» Rows:
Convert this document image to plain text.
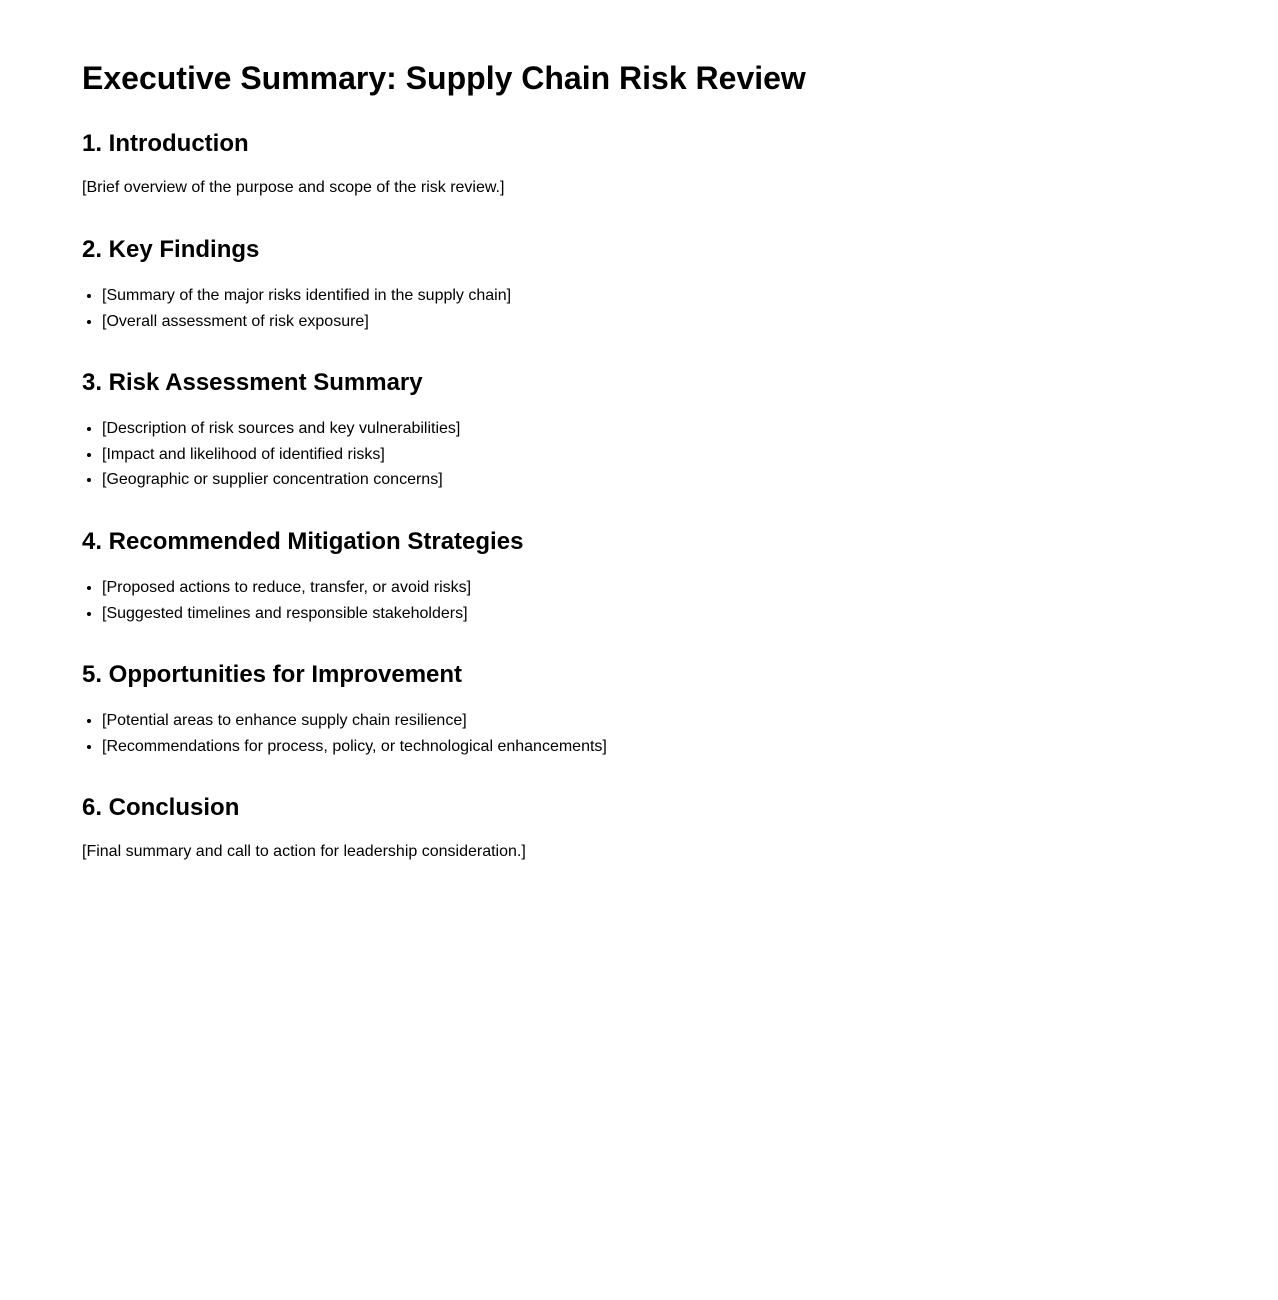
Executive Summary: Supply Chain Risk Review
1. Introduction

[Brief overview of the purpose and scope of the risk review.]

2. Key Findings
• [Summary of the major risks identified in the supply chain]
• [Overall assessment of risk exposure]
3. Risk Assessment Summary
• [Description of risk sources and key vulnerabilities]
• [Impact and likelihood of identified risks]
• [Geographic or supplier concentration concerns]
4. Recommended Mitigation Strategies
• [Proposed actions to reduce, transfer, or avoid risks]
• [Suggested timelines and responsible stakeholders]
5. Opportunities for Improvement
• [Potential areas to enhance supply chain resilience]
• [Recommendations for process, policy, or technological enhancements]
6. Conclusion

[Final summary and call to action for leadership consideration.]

» What is needed:
Set down the material above as is, without any pictures.

» Response:
Convert this document image to plain text.
Executive Summary: Supply Chain Risk Review
1. Introduction

[Brief overview of the purpose and scope of the risk review.]

2. Key Findings
• [Summary of the major risks identified in the supply chain]
• [Overall assessment of risk exposure]
3. Risk Assessment Summary
• [Description of risk sources and key vulnerabilities]
• [Impact and likelihood of identified risks]
• [Geographic or supplier concentration concerns]
4. Recommended Mitigation Strategies
• [Proposed actions to reduce, transfer, or avoid risks]
• [Suggested timelines and responsible stakeholders]
5. Opportunities for Improvement
• [Potential areas to enhance supply chain resilience]
• [Recommendations for process, policy, or technological enhancements]
6. Conclusion

[Final summary and call to action for leadership consideration.]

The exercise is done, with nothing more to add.